## YOUR GOAL
Quote the listing below in its entirety.

[begin RECORD EXCERPTS]

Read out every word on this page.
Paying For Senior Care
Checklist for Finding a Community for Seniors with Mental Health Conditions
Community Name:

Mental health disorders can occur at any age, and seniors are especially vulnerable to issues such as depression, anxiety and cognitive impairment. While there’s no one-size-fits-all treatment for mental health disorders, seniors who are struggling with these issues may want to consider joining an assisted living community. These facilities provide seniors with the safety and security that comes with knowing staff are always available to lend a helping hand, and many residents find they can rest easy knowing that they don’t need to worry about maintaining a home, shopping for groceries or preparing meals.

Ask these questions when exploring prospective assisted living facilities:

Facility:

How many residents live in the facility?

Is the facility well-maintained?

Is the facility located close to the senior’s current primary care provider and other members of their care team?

[end RECORD EXCERPTS]

## RESPONSE
Read out every word on this page.
Paying For Senior Care
Checklist for Finding a Community for Seniors with Mental Health Conditions
Community Name:

Mental health disorders can occur at any age, and seniors are especially vulnerable to issues such as depression, anxiety and cognitive impairment. While there’s no one-size-fits-all treatment for mental health disorders, seniors who are struggling with these issues may want to consider joining an assisted living community. These facilities provide seniors with the safety and security that comes with knowing staff are always available to lend a helping hand, and many residents find they can rest easy knowing that they don’t need to worry about maintaining a home, shopping for groceries or preparing meals.

Ask these questions when exploring prospective assisted living facilities:

Facility:

How many residents live in the facility?

Is the facility well-maintained?

Is the facility located close to the senior’s current primary care provider and other members of their care team?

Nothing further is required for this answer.